DATA TO USE —
--------------------------------------------------

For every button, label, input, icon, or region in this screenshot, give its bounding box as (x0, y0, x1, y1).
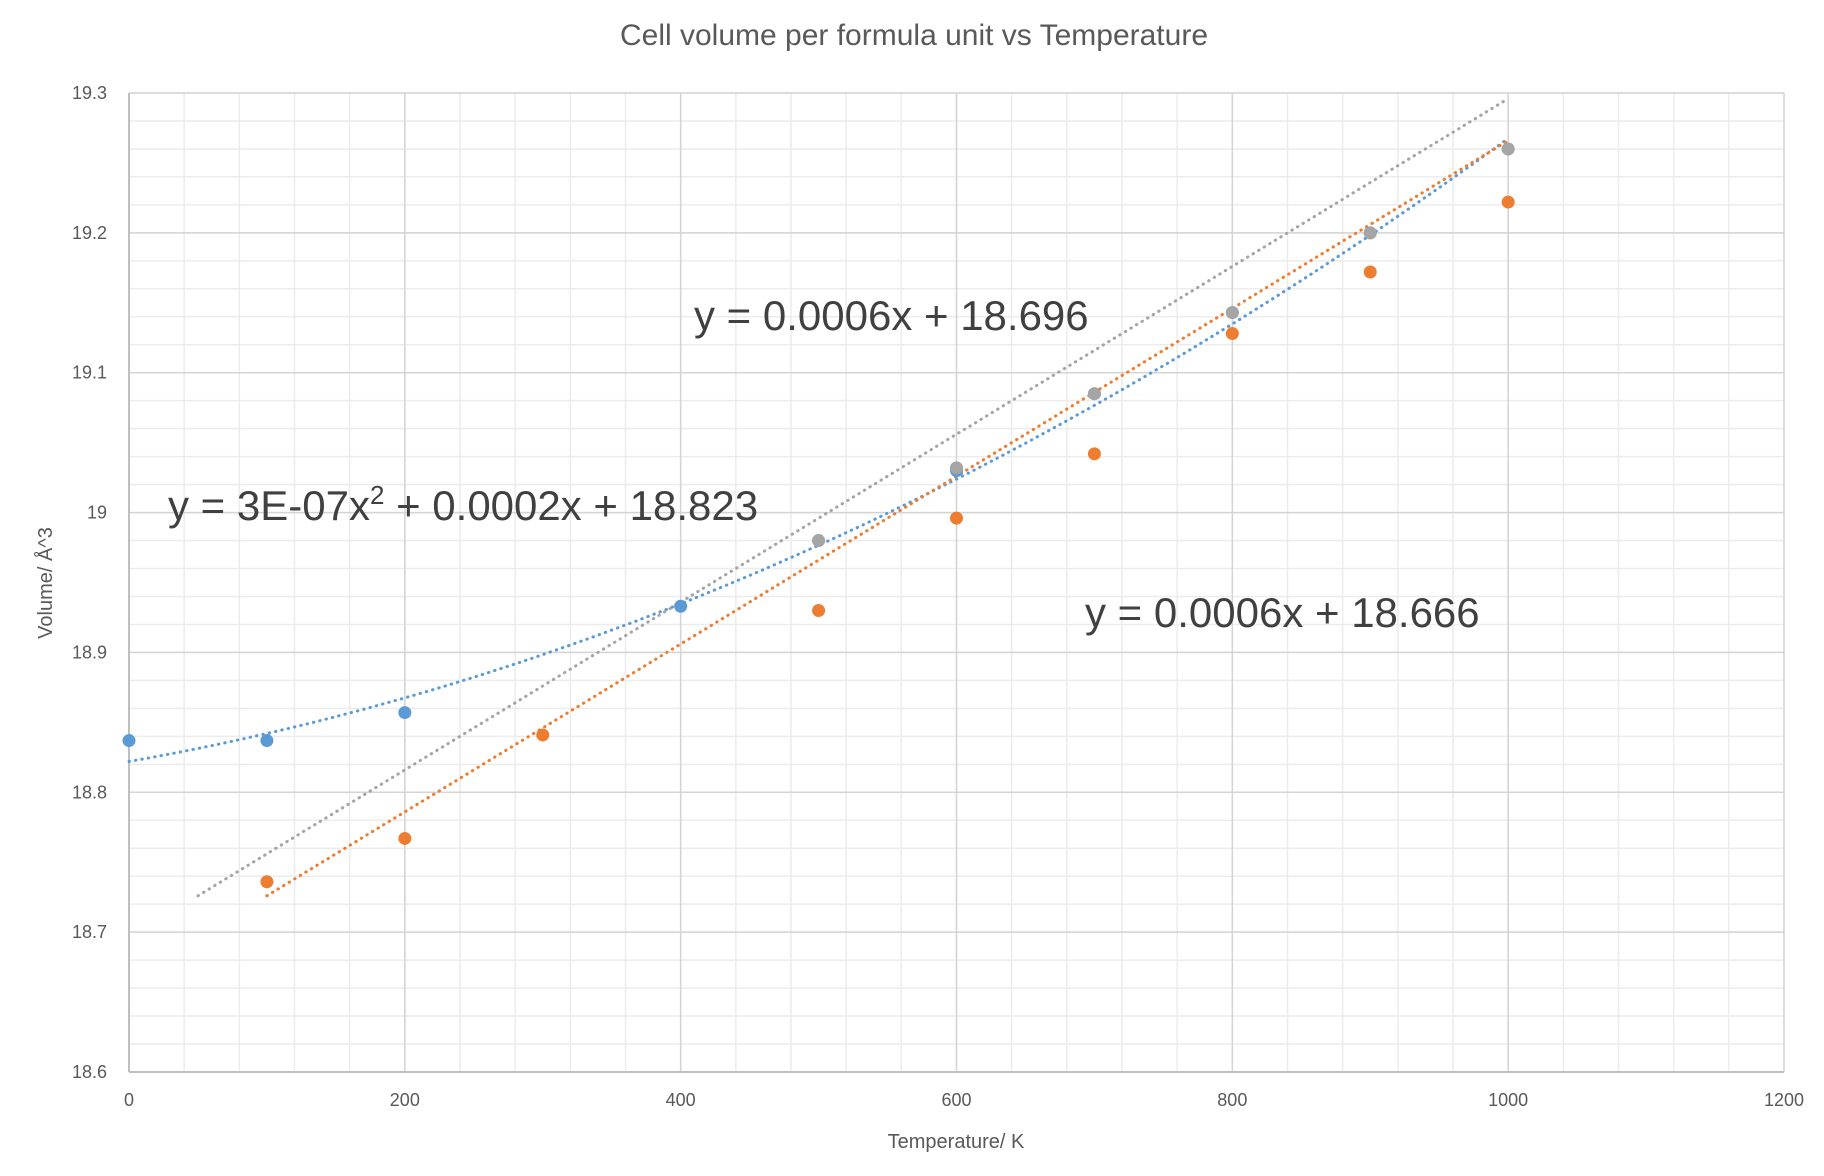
orange-data-point (812, 603, 826, 617)
gray-trendline (196, 97, 1510, 898)
gray-trend-equation: y = 0.0006x + 18.696 (694, 292, 1089, 339)
x-tick-label: 200 (390, 1090, 420, 1110)
orange-data-point (1225, 327, 1239, 341)
orange-data-point (398, 831, 412, 845)
blue-equation-rest: + 0.0002x + 18.823 (384, 482, 758, 529)
orange-trend-equation: y = 0.0006x + 18.666 (1085, 589, 1480, 636)
x-tick-label: 0 (124, 1090, 134, 1110)
y-axis-label: Volume/ Å^3 (34, 527, 57, 639)
gridlines (128, 92, 1785, 1073)
blue-data-point (260, 734, 274, 748)
orange-data-point (1363, 265, 1377, 279)
orange-data-point (1087, 447, 1101, 461)
blue-equation-main: y = 3E-07x (168, 482, 370, 529)
blue-equation-superscript: 2 (370, 480, 384, 510)
x-axis-label: Temperature/ K (888, 1131, 1025, 1153)
y-tick-label: 18.6 (72, 1062, 107, 1082)
orange-data-point (536, 728, 550, 742)
blue-trend-equation: y = 3E-07x2 + 0.0002x + 18.823 (168, 480, 758, 529)
blue-data-point (398, 706, 412, 720)
x-tick-label: 400 (666, 1090, 696, 1110)
data-points (122, 142, 1515, 889)
gray-data-point (1087, 387, 1101, 401)
y-tick-label: 18.9 (72, 642, 107, 662)
gray-data-point (1225, 306, 1239, 320)
y-tick-label: 19.1 (72, 363, 107, 383)
orange-data-point (260, 875, 274, 889)
orange-data-point (1501, 195, 1515, 209)
x-tick-label: 800 (1217, 1090, 1247, 1110)
y-tick-label: 19 (87, 503, 107, 523)
x-tick-label: 1200 (1764, 1090, 1804, 1110)
y-tick-label: 19.3 (72, 83, 107, 103)
blue-data-point (674, 599, 688, 613)
gray-data-point (950, 461, 963, 475)
blue-data-point (122, 734, 136, 748)
gray-data-point (1501, 142, 1515, 156)
blue-trendline (127, 137, 1510, 763)
x-tick-label: 600 (941, 1090, 971, 1110)
tick-labels: 0 200 400 600 800 1000 1200 18.6 18.7 18.8 18.9 19 1… (72, 83, 1804, 1110)
y-tick-label: 18.8 (72, 782, 107, 802)
x-tick-label: 1000 (1488, 1090, 1528, 1110)
orange-trendline (265, 139, 1510, 898)
y-tick-label: 18.7 (72, 922, 107, 942)
gray-data-point (812, 534, 826, 548)
trendlines (127, 97, 1510, 898)
chart-title: Cell volume per formula unit vs Temperat… (620, 19, 1208, 52)
gray-data-point (1363, 226, 1377, 240)
orange-data-point (950, 511, 963, 525)
y-tick-label: 19.2 (72, 223, 107, 243)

--------------------------------------------------

WHAT IS NEEDED —
Reproduce every line of the records above character for character, omitting the pictures.

EXERCISE ANSWER —
For every button, label, input, icon, or region in this screenshot, give its bounding box as (x0, y0, x1, y1).
orange-data-point (812, 603, 826, 617)
gray-trendline (196, 97, 1510, 898)
gray-trend-equation: y = 0.0006x + 18.696 (694, 292, 1089, 339)
x-tick-label: 200 (390, 1090, 420, 1110)
orange-data-point (1225, 327, 1239, 341)
orange-data-point (398, 831, 412, 845)
blue-equation-rest: + 0.0002x + 18.823 (384, 482, 758, 529)
orange-trend-equation: y = 0.0006x + 18.666 (1085, 589, 1480, 636)
x-tick-label: 0 (124, 1090, 134, 1110)
y-axis-label: Volume/ Å^3 (34, 527, 57, 639)
gridlines (128, 92, 1785, 1073)
blue-data-point (260, 734, 274, 748)
orange-data-point (1363, 265, 1377, 279)
orange-data-point (1087, 447, 1101, 461)
blue-equation-main: y = 3E-07x (168, 482, 370, 529)
blue-equation-superscript: 2 (370, 480, 384, 510)
x-axis-label: Temperature/ K (888, 1131, 1025, 1153)
y-tick-label: 18.6 (72, 1062, 107, 1082)
orange-data-point (536, 728, 550, 742)
blue-trend-equation: y = 3E-07x2 + 0.0002x + 18.823 (168, 480, 758, 529)
blue-data-point (398, 706, 412, 720)
x-tick-label: 400 (666, 1090, 696, 1110)
data-points (122, 142, 1515, 889)
gray-data-point (1087, 387, 1101, 401)
y-tick-label: 18.9 (72, 642, 107, 662)
gray-data-point (1225, 306, 1239, 320)
y-tick-label: 19.1 (72, 363, 107, 383)
orange-data-point (260, 875, 274, 889)
orange-data-point (1501, 195, 1515, 209)
x-tick-label: 800 (1217, 1090, 1247, 1110)
y-tick-label: 19 (87, 503, 107, 523)
x-tick-label: 1200 (1764, 1090, 1804, 1110)
y-tick-label: 19.3 (72, 83, 107, 103)
blue-data-point (674, 599, 688, 613)
gray-data-point (950, 461, 963, 475)
blue-data-point (122, 734, 136, 748)
gray-data-point (1501, 142, 1515, 156)
blue-trendline (127, 137, 1510, 763)
x-tick-label: 600 (941, 1090, 971, 1110)
tick-labels: 0 200 400 600 800 1000 1200 18.6 18.7 18.8 18.9 19 1… (72, 83, 1804, 1110)
y-tick-label: 18.8 (72, 782, 107, 802)
x-tick-label: 1000 (1488, 1090, 1528, 1110)
orange-trendline (265, 139, 1510, 898)
y-tick-label: 18.7 (72, 922, 107, 942)
gray-data-point (812, 534, 826, 548)
trendlines (127, 97, 1510, 898)
chart-title: Cell volume per formula unit vs Temperat… (620, 19, 1208, 52)
gray-data-point (1363, 226, 1377, 240)
orange-data-point (950, 511, 963, 525)
y-tick-label: 19.2 (72, 223, 107, 243)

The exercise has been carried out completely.